**Directions for this task**: Leave out the pictures; transcribe all else exactly.

—————

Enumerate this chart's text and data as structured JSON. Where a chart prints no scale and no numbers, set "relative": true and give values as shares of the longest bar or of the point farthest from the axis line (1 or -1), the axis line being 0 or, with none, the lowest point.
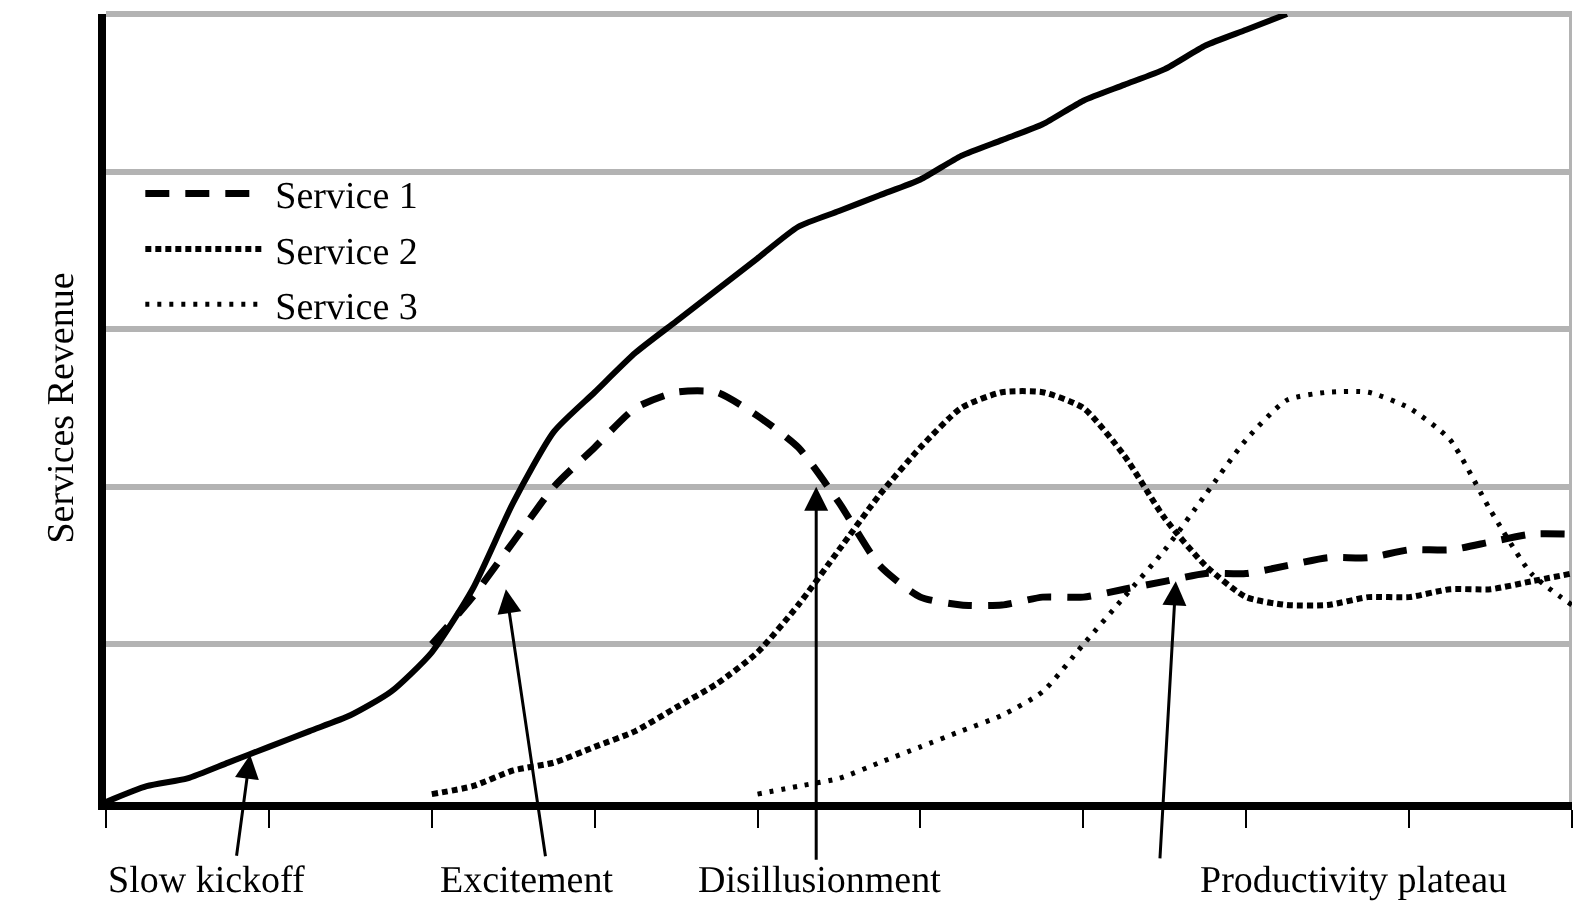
{
  "chart_data": {
    "type": "line",
    "relative": true,
    "ylabel": "Services Revenue",
    "categories": [
      null,
      null,
      null,
      null,
      null,
      null,
      null,
      null,
      null,
      null,
      null,
      null,
      null,
      null,
      null,
      null,
      null,
      null,
      null,
      null,
      null,
      null,
      null,
      null,
      null,
      null,
      null,
      null,
      null,
      null,
      null,
      null,
      null,
      null,
      null,
      null,
      null
    ],
    "series": [
      {
        "color": "#000000",
        "line_style": "solid",
        "values": [
          0.0,
          0.02,
          0.03,
          0.05,
          0.07,
          0.09,
          0.11,
          0.14,
          0.19,
          0.27,
          0.38,
          0.47,
          0.52,
          0.57,
          0.61,
          0.65,
          0.69,
          0.73,
          0.75,
          0.77,
          0.79,
          0.82,
          0.84,
          0.86,
          0.89,
          0.91,
          0.93,
          0.96,
          0.98,
          1.0,
          null,
          null,
          null,
          null,
          null,
          null,
          null
        ]
      },
      {
        "name": "Service 1",
        "color": "#000000",
        "line_style": "dashed",
        "values": [
          null,
          null,
          null,
          null,
          null,
          null,
          null,
          null,
          0.2,
          0.26,
          0.33,
          0.4,
          0.45,
          0.5,
          0.52,
          0.52,
          0.49,
          0.45,
          0.38,
          0.3,
          0.26,
          0.25,
          0.25,
          0.26,
          0.26,
          0.27,
          0.28,
          0.29,
          0.29,
          0.3,
          0.31,
          0.31,
          0.32,
          0.32,
          0.33,
          0.34,
          0.34
        ]
      },
      {
        "name": "Service 2",
        "color": "#000000",
        "line_style": "dotted",
        "values": [
          null,
          null,
          null,
          null,
          null,
          null,
          null,
          null,
          0.01,
          0.02,
          0.04,
          0.05,
          0.07,
          0.09,
          0.12,
          0.15,
          0.19,
          0.25,
          0.32,
          0.39,
          0.45,
          0.5,
          0.52,
          0.52,
          0.5,
          0.44,
          0.36,
          0.3,
          0.26,
          0.25,
          0.25,
          0.26,
          0.26,
          0.27,
          0.27,
          0.28,
          0.29
        ]
      },
      {
        "name": "Service 3",
        "color": "#000000",
        "line_style": "sparse_dotted",
        "values": [
          null,
          null,
          null,
          null,
          null,
          null,
          null,
          null,
          null,
          null,
          null,
          null,
          null,
          null,
          null,
          null,
          0.01,
          0.02,
          0.03,
          0.05,
          0.07,
          0.09,
          0.11,
          0.14,
          0.2,
          0.26,
          0.32,
          0.39,
          0.46,
          0.51,
          0.52,
          0.52,
          0.5,
          0.46,
          0.37,
          0.29,
          0.25
        ]
      }
    ],
    "annotations": [
      "Slow kickoff",
      "Excitement",
      "Disillusionment",
      "Productivity plateau"
    ],
    "grid": "y",
    "legend": "top left",
    "marker": "none"
  }
}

—————

**Written response**:
Enumerate this chart's text and data as structured JSON. Where a chart prints no scale and no numbers, set "relative": true and give values as shares of the longest bar or of the point farthest from the axis line (1 or -1), the axis line being 0 or, with none, the lowest point.
{
  "chart_data": {
    "type": "line",
    "relative": true,
    "ylabel": "Services Revenue",
    "categories": [
      null,
      null,
      null,
      null,
      null,
      null,
      null,
      null,
      null,
      null,
      null,
      null,
      null,
      null,
      null,
      null,
      null,
      null,
      null,
      null,
      null,
      null,
      null,
      null,
      null,
      null,
      null,
      null,
      null,
      null,
      null,
      null,
      null,
      null,
      null,
      null,
      null
    ],
    "series": [
      {
        "color": "#000000",
        "line_style": "solid",
        "values": [
          0.0,
          0.02,
          0.03,
          0.05,
          0.07,
          0.09,
          0.11,
          0.14,
          0.19,
          0.27,
          0.38,
          0.47,
          0.52,
          0.57,
          0.61,
          0.65,
          0.69,
          0.73,
          0.75,
          0.77,
          0.79,
          0.82,
          0.84,
          0.86,
          0.89,
          0.91,
          0.93,
          0.96,
          0.98,
          1.0,
          null,
          null,
          null,
          null,
          null,
          null,
          null
        ]
      },
      {
        "name": "Service 1",
        "color": "#000000",
        "line_style": "dashed",
        "values": [
          null,
          null,
          null,
          null,
          null,
          null,
          null,
          null,
          0.2,
          0.26,
          0.33,
          0.4,
          0.45,
          0.5,
          0.52,
          0.52,
          0.49,
          0.45,
          0.38,
          0.3,
          0.26,
          0.25,
          0.25,
          0.26,
          0.26,
          0.27,
          0.28,
          0.29,
          0.29,
          0.3,
          0.31,
          0.31,
          0.32,
          0.32,
          0.33,
          0.34,
          0.34
        ]
      },
      {
        "name": "Service 2",
        "color": "#000000",
        "line_style": "dotted",
        "values": [
          null,
          null,
          null,
          null,
          null,
          null,
          null,
          null,
          0.01,
          0.02,
          0.04,
          0.05,
          0.07,
          0.09,
          0.12,
          0.15,
          0.19,
          0.25,
          0.32,
          0.39,
          0.45,
          0.5,
          0.52,
          0.52,
          0.5,
          0.44,
          0.36,
          0.3,
          0.26,
          0.25,
          0.25,
          0.26,
          0.26,
          0.27,
          0.27,
          0.28,
          0.29
        ]
      },
      {
        "name": "Service 3",
        "color": "#000000",
        "line_style": "sparse_dotted",
        "values": [
          null,
          null,
          null,
          null,
          null,
          null,
          null,
          null,
          null,
          null,
          null,
          null,
          null,
          null,
          null,
          null,
          0.01,
          0.02,
          0.03,
          0.05,
          0.07,
          0.09,
          0.11,
          0.14,
          0.2,
          0.26,
          0.32,
          0.39,
          0.46,
          0.51,
          0.52,
          0.52,
          0.5,
          0.46,
          0.37,
          0.29,
          0.25
        ]
      }
    ],
    "annotations": [
      "Slow kickoff",
      "Excitement",
      "Disillusionment",
      "Productivity plateau"
    ],
    "grid": "y",
    "legend": "top left",
    "marker": "none"
  }
}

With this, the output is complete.